■ THE PROBLEM
Could you extract every entry below and reproduce it exactly?

■ SOURCE MATERIAL
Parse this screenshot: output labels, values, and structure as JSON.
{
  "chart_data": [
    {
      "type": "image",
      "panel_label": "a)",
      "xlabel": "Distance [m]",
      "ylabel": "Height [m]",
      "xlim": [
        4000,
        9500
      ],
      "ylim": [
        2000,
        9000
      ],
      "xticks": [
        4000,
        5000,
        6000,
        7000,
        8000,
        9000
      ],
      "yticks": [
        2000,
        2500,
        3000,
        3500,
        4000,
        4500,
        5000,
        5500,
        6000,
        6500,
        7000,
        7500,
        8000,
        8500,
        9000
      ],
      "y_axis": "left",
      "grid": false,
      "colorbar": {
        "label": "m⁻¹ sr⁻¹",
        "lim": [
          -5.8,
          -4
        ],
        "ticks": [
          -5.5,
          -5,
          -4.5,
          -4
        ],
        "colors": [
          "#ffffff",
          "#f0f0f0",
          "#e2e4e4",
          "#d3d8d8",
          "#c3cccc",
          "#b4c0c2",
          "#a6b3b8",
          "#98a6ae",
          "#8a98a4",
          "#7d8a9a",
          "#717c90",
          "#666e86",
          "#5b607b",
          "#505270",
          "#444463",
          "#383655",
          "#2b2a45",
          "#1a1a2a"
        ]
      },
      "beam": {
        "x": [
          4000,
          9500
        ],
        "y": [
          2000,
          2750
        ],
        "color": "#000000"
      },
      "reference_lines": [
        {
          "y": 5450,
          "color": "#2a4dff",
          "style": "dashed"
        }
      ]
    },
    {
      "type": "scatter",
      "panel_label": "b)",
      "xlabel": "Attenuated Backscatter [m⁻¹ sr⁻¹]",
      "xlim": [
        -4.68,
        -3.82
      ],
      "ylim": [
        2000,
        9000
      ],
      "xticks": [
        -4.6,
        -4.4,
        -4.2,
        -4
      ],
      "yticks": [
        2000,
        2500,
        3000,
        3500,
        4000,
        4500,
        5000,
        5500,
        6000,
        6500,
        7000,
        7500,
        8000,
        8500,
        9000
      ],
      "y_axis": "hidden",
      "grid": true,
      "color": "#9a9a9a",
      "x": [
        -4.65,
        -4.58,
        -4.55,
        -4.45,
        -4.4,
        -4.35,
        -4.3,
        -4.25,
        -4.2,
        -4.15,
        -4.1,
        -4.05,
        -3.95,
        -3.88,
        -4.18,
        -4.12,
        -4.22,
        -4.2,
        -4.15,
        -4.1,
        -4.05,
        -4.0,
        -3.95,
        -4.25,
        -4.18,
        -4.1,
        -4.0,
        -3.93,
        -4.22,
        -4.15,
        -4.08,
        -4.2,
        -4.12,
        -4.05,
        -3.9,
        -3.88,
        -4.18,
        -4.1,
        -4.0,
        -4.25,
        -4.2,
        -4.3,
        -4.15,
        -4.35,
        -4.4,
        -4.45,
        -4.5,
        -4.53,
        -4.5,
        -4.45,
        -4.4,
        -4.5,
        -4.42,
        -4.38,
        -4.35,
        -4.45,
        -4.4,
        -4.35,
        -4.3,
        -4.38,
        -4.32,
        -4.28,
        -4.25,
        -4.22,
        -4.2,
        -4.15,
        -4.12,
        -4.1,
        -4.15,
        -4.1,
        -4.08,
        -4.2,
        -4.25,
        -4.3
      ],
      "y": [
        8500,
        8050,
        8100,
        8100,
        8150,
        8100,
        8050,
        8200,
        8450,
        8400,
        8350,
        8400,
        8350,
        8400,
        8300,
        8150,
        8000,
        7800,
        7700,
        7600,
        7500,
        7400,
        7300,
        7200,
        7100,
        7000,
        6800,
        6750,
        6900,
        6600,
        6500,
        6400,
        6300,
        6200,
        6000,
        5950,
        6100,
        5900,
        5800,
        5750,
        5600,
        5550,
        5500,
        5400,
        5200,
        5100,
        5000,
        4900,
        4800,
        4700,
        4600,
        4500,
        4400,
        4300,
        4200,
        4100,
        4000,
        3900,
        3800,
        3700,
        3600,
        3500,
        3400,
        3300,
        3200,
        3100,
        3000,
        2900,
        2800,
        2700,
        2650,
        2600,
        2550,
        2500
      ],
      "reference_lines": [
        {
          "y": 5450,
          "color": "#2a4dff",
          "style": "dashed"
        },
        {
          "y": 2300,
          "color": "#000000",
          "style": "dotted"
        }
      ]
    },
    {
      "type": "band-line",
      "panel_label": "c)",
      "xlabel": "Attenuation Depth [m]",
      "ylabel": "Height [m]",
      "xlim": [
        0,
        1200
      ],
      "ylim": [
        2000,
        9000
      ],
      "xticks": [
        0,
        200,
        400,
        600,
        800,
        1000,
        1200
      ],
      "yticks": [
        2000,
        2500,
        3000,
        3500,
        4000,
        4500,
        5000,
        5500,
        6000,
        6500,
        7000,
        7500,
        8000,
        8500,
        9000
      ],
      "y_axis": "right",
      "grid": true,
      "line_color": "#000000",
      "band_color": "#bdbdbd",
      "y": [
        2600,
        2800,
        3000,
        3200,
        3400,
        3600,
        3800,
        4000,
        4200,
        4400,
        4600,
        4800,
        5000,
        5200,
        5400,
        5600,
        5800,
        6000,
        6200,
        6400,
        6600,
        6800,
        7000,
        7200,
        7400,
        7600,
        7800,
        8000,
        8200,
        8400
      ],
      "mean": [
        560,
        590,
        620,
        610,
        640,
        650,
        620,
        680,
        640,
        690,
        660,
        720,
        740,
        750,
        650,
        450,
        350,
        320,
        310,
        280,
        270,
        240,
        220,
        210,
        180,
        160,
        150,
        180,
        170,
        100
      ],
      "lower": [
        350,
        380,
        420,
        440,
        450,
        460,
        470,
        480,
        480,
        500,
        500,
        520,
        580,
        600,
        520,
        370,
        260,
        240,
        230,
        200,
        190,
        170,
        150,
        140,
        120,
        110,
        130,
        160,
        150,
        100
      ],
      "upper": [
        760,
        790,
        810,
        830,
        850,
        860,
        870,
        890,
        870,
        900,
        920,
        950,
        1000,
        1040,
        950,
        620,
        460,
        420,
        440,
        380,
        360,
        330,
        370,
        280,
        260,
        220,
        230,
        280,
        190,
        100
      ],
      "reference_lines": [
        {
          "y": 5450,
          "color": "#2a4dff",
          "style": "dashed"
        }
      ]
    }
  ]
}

■ REPLY
Parse this screenshot: output labels, values, and structure as JSON.
{
  "chart_data": [
    {
      "type": "image",
      "panel_label": "a)",
      "xlabel": "Distance [m]",
      "ylabel": "Height [m]",
      "xlim": [
        4000,
        9500
      ],
      "ylim": [
        2000,
        9000
      ],
      "xticks": [
        4000,
        5000,
        6000,
        7000,
        8000,
        9000
      ],
      "yticks": [
        2000,
        2500,
        3000,
        3500,
        4000,
        4500,
        5000,
        5500,
        6000,
        6500,
        7000,
        7500,
        8000,
        8500,
        9000
      ],
      "y_axis": "left",
      "grid": false,
      "colorbar": {
        "label": "m⁻¹ sr⁻¹",
        "lim": [
          -5.8,
          -4
        ],
        "ticks": [
          -5.5,
          -5,
          -4.5,
          -4
        ],
        "colors": [
          "#ffffff",
          "#f0f0f0",
          "#e2e4e4",
          "#d3d8d8",
          "#c3cccc",
          "#b4c0c2",
          "#a6b3b8",
          "#98a6ae",
          "#8a98a4",
          "#7d8a9a",
          "#717c90",
          "#666e86",
          "#5b607b",
          "#505270",
          "#444463",
          "#383655",
          "#2b2a45",
          "#1a1a2a"
        ]
      },
      "beam": {
        "x": [
          4000,
          9500
        ],
        "y": [
          2000,
          2750
        ],
        "color": "#000000"
      },
      "reference_lines": [
        {
          "y": 5450,
          "color": "#2a4dff",
          "style": "dashed"
        }
      ]
    },
    {
      "type": "scatter",
      "panel_label": "b)",
      "xlabel": "Attenuated Backscatter [m⁻¹ sr⁻¹]",
      "xlim": [
        -4.68,
        -3.82
      ],
      "ylim": [
        2000,
        9000
      ],
      "xticks": [
        -4.6,
        -4.4,
        -4.2,
        -4
      ],
      "yticks": [
        2000,
        2500,
        3000,
        3500,
        4000,
        4500,
        5000,
        5500,
        6000,
        6500,
        7000,
        7500,
        8000,
        8500,
        9000
      ],
      "y_axis": "hidden",
      "grid": true,
      "color": "#9a9a9a",
      "x": [
        -4.65,
        -4.58,
        -4.55,
        -4.45,
        -4.4,
        -4.35,
        -4.3,
        -4.25,
        -4.2,
        -4.15,
        -4.1,
        -4.05,
        -3.95,
        -3.88,
        -4.18,
        -4.12,
        -4.22,
        -4.2,
        -4.15,
        -4.1,
        -4.05,
        -4.0,
        -3.95,
        -4.25,
        -4.18,
        -4.1,
        -4.0,
        -3.93,
        -4.22,
        -4.15,
        -4.08,
        -4.2,
        -4.12,
        -4.05,
        -3.9,
        -3.88,
        -4.18,
        -4.1,
        -4.0,
        -4.25,
        -4.2,
        -4.3,
        -4.15,
        -4.35,
        -4.4,
        -4.45,
        -4.5,
        -4.53,
        -4.5,
        -4.45,
        -4.4,
        -4.5,
        -4.42,
        -4.38,
        -4.35,
        -4.45,
        -4.4,
        -4.35,
        -4.3,
        -4.38,
        -4.32,
        -4.28,
        -4.25,
        -4.22,
        -4.2,
        -4.15,
        -4.12,
        -4.1,
        -4.15,
        -4.1,
        -4.08,
        -4.2,
        -4.25,
        -4.3
      ],
      "y": [
        8500,
        8050,
        8100,
        8100,
        8150,
        8100,
        8050,
        8200,
        8450,
        8400,
        8350,
        8400,
        8350,
        8400,
        8300,
        8150,
        8000,
        7800,
        7700,
        7600,
        7500,
        7400,
        7300,
        7200,
        7100,
        7000,
        6800,
        6750,
        6900,
        6600,
        6500,
        6400,
        6300,
        6200,
        6000,
        5950,
        6100,
        5900,
        5800,
        5750,
        5600,
        5550,
        5500,
        5400,
        5200,
        5100,
        5000,
        4900,
        4800,
        4700,
        4600,
        4500,
        4400,
        4300,
        4200,
        4100,
        4000,
        3900,
        3800,
        3700,
        3600,
        3500,
        3400,
        3300,
        3200,
        3100,
        3000,
        2900,
        2800,
        2700,
        2650,
        2600,
        2550,
        2500
      ],
      "reference_lines": [
        {
          "y": 5450,
          "color": "#2a4dff",
          "style": "dashed"
        },
        {
          "y": 2300,
          "color": "#000000",
          "style": "dotted"
        }
      ]
    },
    {
      "type": "band-line",
      "panel_label": "c)",
      "xlabel": "Attenuation Depth [m]",
      "ylabel": "Height [m]",
      "xlim": [
        0,
        1200
      ],
      "ylim": [
        2000,
        9000
      ],
      "xticks": [
        0,
        200,
        400,
        600,
        800,
        1000,
        1200
      ],
      "yticks": [
        2000,
        2500,
        3000,
        3500,
        4000,
        4500,
        5000,
        5500,
        6000,
        6500,
        7000,
        7500,
        8000,
        8500,
        9000
      ],
      "y_axis": "right",
      "grid": true,
      "line_color": "#000000",
      "band_color": "#bdbdbd",
      "y": [
        2600,
        2800,
        3000,
        3200,
        3400,
        3600,
        3800,
        4000,
        4200,
        4400,
        4600,
        4800,
        5000,
        5200,
        5400,
        5600,
        5800,
        6000,
        6200,
        6400,
        6600,
        6800,
        7000,
        7200,
        7400,
        7600,
        7800,
        8000,
        8200,
        8400
      ],
      "mean": [
        560,
        590,
        620,
        610,
        640,
        650,
        620,
        680,
        640,
        690,
        660,
        720,
        740,
        750,
        650,
        450,
        350,
        320,
        310,
        280,
        270,
        240,
        220,
        210,
        180,
        160,
        150,
        180,
        170,
        100
      ],
      "lower": [
        350,
        380,
        420,
        440,
        450,
        460,
        470,
        480,
        480,
        500,
        500,
        520,
        580,
        600,
        520,
        370,
        260,
        240,
        230,
        200,
        190,
        170,
        150,
        140,
        120,
        110,
        130,
        160,
        150,
        100
      ],
      "upper": [
        760,
        790,
        810,
        830,
        850,
        860,
        870,
        890,
        870,
        900,
        920,
        950,
        1000,
        1040,
        950,
        620,
        460,
        420,
        440,
        380,
        360,
        330,
        370,
        280,
        260,
        220,
        230,
        280,
        190,
        100
      ],
      "reference_lines": [
        {
          "y": 5450,
          "color": "#2a4dff",
          "style": "dashed"
        }
      ]
    }
  ]
}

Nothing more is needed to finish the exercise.